#### Supplied data

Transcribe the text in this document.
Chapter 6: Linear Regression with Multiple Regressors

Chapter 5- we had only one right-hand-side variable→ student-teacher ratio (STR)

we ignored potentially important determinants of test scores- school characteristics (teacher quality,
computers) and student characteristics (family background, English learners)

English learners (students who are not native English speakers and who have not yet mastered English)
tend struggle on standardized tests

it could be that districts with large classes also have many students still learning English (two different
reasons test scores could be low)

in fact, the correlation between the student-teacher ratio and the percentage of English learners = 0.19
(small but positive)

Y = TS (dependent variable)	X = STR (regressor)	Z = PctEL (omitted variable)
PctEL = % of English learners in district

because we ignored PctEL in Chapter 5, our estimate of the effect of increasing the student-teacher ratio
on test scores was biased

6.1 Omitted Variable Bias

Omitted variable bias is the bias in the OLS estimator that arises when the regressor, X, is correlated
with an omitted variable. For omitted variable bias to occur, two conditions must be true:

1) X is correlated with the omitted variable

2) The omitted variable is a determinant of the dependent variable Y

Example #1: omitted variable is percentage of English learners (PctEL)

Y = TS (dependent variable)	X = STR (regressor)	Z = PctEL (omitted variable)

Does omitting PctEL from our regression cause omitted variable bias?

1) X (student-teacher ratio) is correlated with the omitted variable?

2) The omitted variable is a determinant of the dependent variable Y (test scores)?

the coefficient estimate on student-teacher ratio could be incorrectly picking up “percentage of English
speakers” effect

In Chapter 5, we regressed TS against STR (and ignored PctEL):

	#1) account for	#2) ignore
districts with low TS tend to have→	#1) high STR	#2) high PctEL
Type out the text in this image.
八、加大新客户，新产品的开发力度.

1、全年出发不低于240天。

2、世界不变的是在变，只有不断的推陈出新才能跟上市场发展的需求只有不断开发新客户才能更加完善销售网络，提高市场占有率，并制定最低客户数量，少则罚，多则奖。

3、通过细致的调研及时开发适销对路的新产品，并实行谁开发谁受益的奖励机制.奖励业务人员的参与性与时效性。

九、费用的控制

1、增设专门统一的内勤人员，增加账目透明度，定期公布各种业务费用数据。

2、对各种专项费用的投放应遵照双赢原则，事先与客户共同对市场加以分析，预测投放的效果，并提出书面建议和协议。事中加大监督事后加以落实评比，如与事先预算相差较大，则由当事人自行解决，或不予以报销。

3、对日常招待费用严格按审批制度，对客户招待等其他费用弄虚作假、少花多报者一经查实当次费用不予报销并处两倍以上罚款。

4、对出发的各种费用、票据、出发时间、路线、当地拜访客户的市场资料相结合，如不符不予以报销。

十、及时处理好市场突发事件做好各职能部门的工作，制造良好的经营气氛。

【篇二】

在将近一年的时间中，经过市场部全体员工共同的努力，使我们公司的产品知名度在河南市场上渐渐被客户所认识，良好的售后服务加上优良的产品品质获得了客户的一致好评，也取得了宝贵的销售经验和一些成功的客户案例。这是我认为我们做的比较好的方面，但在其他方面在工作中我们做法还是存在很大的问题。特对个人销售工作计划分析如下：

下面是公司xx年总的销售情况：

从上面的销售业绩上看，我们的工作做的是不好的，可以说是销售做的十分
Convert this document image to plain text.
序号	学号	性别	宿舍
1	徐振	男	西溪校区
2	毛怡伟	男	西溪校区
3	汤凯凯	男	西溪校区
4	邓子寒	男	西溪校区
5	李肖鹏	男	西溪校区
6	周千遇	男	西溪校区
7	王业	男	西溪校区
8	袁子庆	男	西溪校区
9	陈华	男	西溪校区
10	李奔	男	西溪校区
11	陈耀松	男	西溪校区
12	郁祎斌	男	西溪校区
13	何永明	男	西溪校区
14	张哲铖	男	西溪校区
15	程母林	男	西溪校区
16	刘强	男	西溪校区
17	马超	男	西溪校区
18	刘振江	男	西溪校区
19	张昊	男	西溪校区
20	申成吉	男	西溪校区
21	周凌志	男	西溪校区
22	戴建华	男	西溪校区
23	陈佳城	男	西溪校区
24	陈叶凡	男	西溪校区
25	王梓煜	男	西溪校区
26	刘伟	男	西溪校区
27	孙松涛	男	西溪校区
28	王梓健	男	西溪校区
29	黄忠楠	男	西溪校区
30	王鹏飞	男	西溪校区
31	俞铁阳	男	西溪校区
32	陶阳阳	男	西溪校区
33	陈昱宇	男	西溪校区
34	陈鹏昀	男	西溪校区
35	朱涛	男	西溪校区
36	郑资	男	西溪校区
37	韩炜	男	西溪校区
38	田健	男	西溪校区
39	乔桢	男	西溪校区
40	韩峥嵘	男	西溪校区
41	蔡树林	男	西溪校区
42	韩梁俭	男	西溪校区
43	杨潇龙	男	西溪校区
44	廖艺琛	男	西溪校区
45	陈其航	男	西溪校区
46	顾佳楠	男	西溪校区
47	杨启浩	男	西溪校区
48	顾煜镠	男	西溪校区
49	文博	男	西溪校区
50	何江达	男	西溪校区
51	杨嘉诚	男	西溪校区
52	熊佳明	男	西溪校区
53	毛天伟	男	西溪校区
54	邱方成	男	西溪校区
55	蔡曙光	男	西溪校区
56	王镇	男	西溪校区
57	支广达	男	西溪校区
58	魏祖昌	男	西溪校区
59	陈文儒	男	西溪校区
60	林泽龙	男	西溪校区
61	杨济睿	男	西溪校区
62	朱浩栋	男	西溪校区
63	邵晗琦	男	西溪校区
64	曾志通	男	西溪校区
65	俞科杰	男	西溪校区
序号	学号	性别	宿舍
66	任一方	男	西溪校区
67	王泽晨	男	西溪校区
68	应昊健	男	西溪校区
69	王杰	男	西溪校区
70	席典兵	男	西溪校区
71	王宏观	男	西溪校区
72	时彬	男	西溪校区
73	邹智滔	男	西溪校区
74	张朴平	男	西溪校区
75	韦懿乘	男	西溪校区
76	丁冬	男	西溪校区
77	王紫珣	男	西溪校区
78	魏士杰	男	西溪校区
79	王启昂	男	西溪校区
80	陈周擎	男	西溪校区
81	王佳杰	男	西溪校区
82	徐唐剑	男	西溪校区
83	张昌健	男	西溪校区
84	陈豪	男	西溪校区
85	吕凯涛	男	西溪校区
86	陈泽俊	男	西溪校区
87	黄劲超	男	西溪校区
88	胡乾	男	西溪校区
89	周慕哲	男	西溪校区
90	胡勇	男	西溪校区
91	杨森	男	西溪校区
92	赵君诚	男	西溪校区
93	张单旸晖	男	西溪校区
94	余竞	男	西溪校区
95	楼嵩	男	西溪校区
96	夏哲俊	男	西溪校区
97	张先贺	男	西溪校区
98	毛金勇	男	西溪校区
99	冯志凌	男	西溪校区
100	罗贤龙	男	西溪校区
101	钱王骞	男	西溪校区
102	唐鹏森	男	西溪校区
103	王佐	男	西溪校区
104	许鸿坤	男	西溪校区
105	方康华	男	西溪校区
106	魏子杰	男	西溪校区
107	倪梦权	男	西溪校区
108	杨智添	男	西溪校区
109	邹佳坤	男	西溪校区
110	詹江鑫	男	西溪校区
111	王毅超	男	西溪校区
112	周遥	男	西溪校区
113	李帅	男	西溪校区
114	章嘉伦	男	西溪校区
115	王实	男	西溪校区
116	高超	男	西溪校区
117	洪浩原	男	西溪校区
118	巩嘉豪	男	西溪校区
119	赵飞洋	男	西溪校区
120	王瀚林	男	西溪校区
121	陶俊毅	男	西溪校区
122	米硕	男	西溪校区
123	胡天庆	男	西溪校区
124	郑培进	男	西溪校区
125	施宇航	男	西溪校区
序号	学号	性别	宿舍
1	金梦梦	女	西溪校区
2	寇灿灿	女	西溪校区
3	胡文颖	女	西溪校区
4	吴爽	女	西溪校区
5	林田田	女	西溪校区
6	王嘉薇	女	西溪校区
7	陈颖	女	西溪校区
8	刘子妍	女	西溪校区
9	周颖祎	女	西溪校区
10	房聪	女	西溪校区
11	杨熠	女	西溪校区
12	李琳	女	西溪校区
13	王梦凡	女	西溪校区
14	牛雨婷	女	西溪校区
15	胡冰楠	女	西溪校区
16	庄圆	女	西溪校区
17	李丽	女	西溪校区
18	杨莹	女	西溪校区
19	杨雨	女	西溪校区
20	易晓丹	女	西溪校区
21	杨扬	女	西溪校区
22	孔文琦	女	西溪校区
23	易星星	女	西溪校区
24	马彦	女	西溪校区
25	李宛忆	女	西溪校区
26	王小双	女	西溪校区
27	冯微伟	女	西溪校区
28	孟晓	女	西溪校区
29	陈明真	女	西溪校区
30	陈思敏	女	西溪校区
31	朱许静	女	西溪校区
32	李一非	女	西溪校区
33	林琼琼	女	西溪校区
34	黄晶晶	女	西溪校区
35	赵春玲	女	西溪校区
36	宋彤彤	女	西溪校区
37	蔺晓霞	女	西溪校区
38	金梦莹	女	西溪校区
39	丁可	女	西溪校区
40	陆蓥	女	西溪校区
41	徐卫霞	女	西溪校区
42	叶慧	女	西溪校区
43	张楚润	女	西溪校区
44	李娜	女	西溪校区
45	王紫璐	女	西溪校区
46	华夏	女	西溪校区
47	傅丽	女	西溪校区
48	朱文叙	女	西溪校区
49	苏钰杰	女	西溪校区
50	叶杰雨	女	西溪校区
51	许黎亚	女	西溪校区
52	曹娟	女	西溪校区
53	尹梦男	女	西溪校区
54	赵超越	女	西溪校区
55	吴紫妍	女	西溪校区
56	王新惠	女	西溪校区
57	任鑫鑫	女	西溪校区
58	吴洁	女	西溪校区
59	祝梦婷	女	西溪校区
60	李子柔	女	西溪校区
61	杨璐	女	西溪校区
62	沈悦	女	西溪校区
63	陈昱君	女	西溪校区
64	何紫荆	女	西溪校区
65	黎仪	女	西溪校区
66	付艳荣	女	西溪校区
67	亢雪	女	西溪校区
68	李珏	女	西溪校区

########

:: Short task ::
Look over the material above and show each line where "percentage" appears.

:: Solved exercise ::
in fact, the correlation between the student-teacher ratio and the percentage of English learners = 0.19
Example #1: omitted variable is percentage of English learners (PctEL)
the coefficient estimate on student-teacher ratio could be incorrectly picking up “percentage of English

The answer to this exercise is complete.